Make an exact copy of all the data.
- - - -
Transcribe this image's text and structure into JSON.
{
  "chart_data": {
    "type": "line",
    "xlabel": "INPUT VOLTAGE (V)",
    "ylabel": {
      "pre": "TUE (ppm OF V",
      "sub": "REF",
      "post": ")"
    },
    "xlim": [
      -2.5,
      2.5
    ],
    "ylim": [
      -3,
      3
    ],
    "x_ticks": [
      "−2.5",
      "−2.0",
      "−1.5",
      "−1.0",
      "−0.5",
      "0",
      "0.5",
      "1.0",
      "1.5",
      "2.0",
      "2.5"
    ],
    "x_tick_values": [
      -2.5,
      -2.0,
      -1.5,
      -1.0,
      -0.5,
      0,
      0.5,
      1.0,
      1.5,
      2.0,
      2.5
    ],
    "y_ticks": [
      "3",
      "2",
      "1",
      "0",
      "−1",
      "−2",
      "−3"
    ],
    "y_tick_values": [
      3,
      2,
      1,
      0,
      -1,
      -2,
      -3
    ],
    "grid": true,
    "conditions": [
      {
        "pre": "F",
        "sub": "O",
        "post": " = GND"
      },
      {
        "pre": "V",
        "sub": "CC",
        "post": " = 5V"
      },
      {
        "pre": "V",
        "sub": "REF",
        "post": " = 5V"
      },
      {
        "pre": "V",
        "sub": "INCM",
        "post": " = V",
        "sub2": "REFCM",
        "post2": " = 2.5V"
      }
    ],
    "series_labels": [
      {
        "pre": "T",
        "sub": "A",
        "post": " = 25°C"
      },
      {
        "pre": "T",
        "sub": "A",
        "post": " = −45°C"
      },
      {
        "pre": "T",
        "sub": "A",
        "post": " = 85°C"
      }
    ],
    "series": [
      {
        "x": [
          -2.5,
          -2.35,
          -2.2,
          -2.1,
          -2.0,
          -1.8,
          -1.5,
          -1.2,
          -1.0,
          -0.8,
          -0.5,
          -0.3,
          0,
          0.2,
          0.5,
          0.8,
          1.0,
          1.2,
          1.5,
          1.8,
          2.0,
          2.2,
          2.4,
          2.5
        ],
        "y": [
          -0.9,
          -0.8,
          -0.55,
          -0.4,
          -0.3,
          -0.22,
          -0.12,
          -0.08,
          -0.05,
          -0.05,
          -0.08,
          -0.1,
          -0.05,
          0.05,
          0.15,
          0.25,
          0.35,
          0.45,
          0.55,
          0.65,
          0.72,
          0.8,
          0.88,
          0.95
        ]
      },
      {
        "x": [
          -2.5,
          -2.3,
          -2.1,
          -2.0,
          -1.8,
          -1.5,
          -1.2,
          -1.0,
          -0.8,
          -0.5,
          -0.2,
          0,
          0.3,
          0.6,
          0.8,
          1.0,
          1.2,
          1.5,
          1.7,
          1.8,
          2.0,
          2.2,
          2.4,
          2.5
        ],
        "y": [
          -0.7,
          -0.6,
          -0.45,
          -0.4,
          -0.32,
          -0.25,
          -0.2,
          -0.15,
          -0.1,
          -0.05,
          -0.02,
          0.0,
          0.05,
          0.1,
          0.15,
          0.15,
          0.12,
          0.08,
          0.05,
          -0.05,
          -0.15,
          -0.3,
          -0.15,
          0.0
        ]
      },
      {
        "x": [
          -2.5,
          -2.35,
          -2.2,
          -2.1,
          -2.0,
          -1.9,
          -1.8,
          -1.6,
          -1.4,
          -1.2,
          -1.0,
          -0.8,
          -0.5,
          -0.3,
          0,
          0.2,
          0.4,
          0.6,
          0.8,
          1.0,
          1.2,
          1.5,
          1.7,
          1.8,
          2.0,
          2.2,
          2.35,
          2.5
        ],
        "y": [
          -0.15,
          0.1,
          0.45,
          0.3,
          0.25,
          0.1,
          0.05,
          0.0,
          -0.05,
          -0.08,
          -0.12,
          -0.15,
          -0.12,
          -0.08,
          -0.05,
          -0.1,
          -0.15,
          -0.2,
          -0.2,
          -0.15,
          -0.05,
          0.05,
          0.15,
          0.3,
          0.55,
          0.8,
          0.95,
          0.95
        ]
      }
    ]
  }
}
- - - -
> [THE RESULT]
Transcribe this image's text and structure into JSON.
{
  "chart_data": {
    "type": "line",
    "xlabel": "INPUT VOLTAGE (V)",
    "ylabel": {
      "pre": "TUE (ppm OF V",
      "sub": "REF",
      "post": ")"
    },
    "xlim": [
      -2.5,
      2.5
    ],
    "ylim": [
      -3,
      3
    ],
    "x_ticks": [
      "−2.5",
      "−2.0",
      "−1.5",
      "−1.0",
      "−0.5",
      "0",
      "0.5",
      "1.0",
      "1.5",
      "2.0",
      "2.5"
    ],
    "x_tick_values": [
      -2.5,
      -2.0,
      -1.5,
      -1.0,
      -0.5,
      0,
      0.5,
      1.0,
      1.5,
      2.0,
      2.5
    ],
    "y_ticks": [
      "3",
      "2",
      "1",
      "0",
      "−1",
      "−2",
      "−3"
    ],
    "y_tick_values": [
      3,
      2,
      1,
      0,
      -1,
      -2,
      -3
    ],
    "grid": true,
    "conditions": [
      {
        "pre": "F",
        "sub": "O",
        "post": " = GND"
      },
      {
        "pre": "V",
        "sub": "CC",
        "post": " = 5V"
      },
      {
        "pre": "V",
        "sub": "REF",
        "post": " = 5V"
      },
      {
        "pre": "V",
        "sub": "INCM",
        "post": " = V",
        "sub2": "REFCM",
        "post2": " = 2.5V"
      }
    ],
    "series_labels": [
      {
        "pre": "T",
        "sub": "A",
        "post": " = 25°C"
      },
      {
        "pre": "T",
        "sub": "A",
        "post": " = −45°C"
      },
      {
        "pre": "T",
        "sub": "A",
        "post": " = 85°C"
      }
    ],
    "series": [
      {
        "x": [
          -2.5,
          -2.35,
          -2.2,
          -2.1,
          -2.0,
          -1.8,
          -1.5,
          -1.2,
          -1.0,
          -0.8,
          -0.5,
          -0.3,
          0,
          0.2,
          0.5,
          0.8,
          1.0,
          1.2,
          1.5,
          1.8,
          2.0,
          2.2,
          2.4,
          2.5
        ],
        "y": [
          -0.9,
          -0.8,
          -0.55,
          -0.4,
          -0.3,
          -0.22,
          -0.12,
          -0.08,
          -0.05,
          -0.05,
          -0.08,
          -0.1,
          -0.05,
          0.05,
          0.15,
          0.25,
          0.35,
          0.45,
          0.55,
          0.65,
          0.72,
          0.8,
          0.88,
          0.95
        ]
      },
      {
        "x": [
          -2.5,
          -2.3,
          -2.1,
          -2.0,
          -1.8,
          -1.5,
          -1.2,
          -1.0,
          -0.8,
          -0.5,
          -0.2,
          0,
          0.3,
          0.6,
          0.8,
          1.0,
          1.2,
          1.5,
          1.7,
          1.8,
          2.0,
          2.2,
          2.4,
          2.5
        ],
        "y": [
          -0.7,
          -0.6,
          -0.45,
          -0.4,
          -0.32,
          -0.25,
          -0.2,
          -0.15,
          -0.1,
          -0.05,
          -0.02,
          0.0,
          0.05,
          0.1,
          0.15,
          0.15,
          0.12,
          0.08,
          0.05,
          -0.05,
          -0.15,
          -0.3,
          -0.15,
          0.0
        ]
      },
      {
        "x": [
          -2.5,
          -2.35,
          -2.2,
          -2.1,
          -2.0,
          -1.9,
          -1.8,
          -1.6,
          -1.4,
          -1.2,
          -1.0,
          -0.8,
          -0.5,
          -0.3,
          0,
          0.2,
          0.4,
          0.6,
          0.8,
          1.0,
          1.2,
          1.5,
          1.7,
          1.8,
          2.0,
          2.2,
          2.35,
          2.5
        ],
        "y": [
          -0.15,
          0.1,
          0.45,
          0.3,
          0.25,
          0.1,
          0.05,
          0.0,
          -0.05,
          -0.08,
          -0.12,
          -0.15,
          -0.12,
          -0.08,
          -0.05,
          -0.1,
          -0.15,
          -0.2,
          -0.2,
          -0.15,
          -0.05,
          0.05,
          0.15,
          0.3,
          0.55,
          0.8,
          0.95,
          0.95
        ]
      }
    ]
  }
}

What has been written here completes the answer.